Gli impianti chiudono

Questa settimana, mentre i prezzi del gas sono aumentati di nuovo, il primo produttore polacco Azoty ha annunciato che avrebbe sospeso il 90% della propria produzione di ammoniaca e anche il primo produttore lituano Achema ha annunciato la chiusura del suo impianto. Il colosso tedesco Basf ha annunciato che chiuderà l’impianto di Ludwigshafen se le forniture di gas caleranno sotto il 50% per un periodo prolungato.

**DATI DA ESAMINARE**
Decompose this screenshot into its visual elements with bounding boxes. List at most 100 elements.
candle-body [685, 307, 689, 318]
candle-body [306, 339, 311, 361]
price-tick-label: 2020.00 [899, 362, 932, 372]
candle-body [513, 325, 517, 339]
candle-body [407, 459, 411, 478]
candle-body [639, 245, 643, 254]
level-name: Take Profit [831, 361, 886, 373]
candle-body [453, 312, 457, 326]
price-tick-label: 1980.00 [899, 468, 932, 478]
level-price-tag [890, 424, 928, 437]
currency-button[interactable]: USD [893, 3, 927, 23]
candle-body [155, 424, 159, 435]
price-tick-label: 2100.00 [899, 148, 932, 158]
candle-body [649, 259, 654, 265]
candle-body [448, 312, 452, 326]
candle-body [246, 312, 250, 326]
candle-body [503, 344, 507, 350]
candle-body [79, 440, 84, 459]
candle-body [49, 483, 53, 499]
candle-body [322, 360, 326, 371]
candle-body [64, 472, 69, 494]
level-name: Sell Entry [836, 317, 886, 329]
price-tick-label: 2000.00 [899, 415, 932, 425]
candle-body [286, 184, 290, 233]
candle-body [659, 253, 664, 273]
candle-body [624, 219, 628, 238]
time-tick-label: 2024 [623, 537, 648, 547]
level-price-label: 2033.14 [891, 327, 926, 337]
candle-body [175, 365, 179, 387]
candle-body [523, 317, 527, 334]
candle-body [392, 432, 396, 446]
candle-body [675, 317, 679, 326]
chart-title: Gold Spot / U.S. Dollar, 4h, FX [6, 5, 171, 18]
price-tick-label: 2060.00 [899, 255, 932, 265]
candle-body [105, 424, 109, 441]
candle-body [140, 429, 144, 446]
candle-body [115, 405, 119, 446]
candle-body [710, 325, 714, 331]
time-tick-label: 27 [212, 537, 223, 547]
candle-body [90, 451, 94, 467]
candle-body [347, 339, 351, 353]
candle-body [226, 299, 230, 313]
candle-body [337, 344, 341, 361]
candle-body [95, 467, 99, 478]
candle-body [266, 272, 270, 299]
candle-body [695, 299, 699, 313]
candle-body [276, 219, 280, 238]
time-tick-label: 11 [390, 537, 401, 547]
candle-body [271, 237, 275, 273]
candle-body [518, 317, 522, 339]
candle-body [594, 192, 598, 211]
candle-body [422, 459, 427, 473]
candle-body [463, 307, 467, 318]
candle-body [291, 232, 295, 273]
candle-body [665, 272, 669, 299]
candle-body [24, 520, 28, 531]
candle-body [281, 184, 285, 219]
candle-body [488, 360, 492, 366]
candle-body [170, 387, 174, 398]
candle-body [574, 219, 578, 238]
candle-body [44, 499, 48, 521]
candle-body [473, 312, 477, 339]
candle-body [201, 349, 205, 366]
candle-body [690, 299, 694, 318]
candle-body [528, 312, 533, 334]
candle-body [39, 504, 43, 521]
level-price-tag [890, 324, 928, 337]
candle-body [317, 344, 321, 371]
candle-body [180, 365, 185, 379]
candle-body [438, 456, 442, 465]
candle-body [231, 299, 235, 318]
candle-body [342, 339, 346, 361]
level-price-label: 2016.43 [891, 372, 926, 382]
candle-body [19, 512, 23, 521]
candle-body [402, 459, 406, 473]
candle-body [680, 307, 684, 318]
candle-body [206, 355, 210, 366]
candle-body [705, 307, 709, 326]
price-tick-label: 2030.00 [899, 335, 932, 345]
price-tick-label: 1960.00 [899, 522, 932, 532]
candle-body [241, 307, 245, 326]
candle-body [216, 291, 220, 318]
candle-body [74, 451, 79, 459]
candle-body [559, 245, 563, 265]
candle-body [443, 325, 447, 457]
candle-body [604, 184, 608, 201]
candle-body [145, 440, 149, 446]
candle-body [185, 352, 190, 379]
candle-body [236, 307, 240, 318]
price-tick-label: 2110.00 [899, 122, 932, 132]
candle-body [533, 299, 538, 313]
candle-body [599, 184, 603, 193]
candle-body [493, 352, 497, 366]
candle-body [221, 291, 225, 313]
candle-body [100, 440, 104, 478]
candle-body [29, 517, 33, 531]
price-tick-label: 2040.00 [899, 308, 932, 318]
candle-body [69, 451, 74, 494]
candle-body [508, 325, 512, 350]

**COSA FARE**
a. Nel brano sulla chiusura degli impianti, quale quota della propria produzione di ammoniaca Azoty ha annunciato di sospendere?
b. Prosegui il brano sulla chiusura degli impianti a partire dalla frase su Basf.

**RISPOSTE**
a. Il 90%.

b.
«La principale categoria di fertilizzanti – ha aggiunto il presidente di Assofertilizzanti – è quella degli azotati che sono anche quelli più colpiti dai rincari del gas. L’azoto di sintesi rappresenta il 65-70% dei fertilizzanti utilizzati in agricoltura e proviene dall’ammoniaca, NH3 dalla quale utilizzando il gas si elimina il carbonio e si aggiunge azoto. Senza gas, o con il gas a questi prezzi, e senza tubazioni e rigassificatori per importarlo da Paesi diversi dalla Russia non ci sono molte alternative. L’unica è ridurre i dazi sull’import di fertilizzanti perché converrebbe di più importarli che produrli. L’Italia, compresi gli impianti di multinazionali straniere che operano nel nostro paese è autosufficiente al 50% circa per i fertilizzanti. Ma il 100% delle materie prime per produrli è importata dall’estero».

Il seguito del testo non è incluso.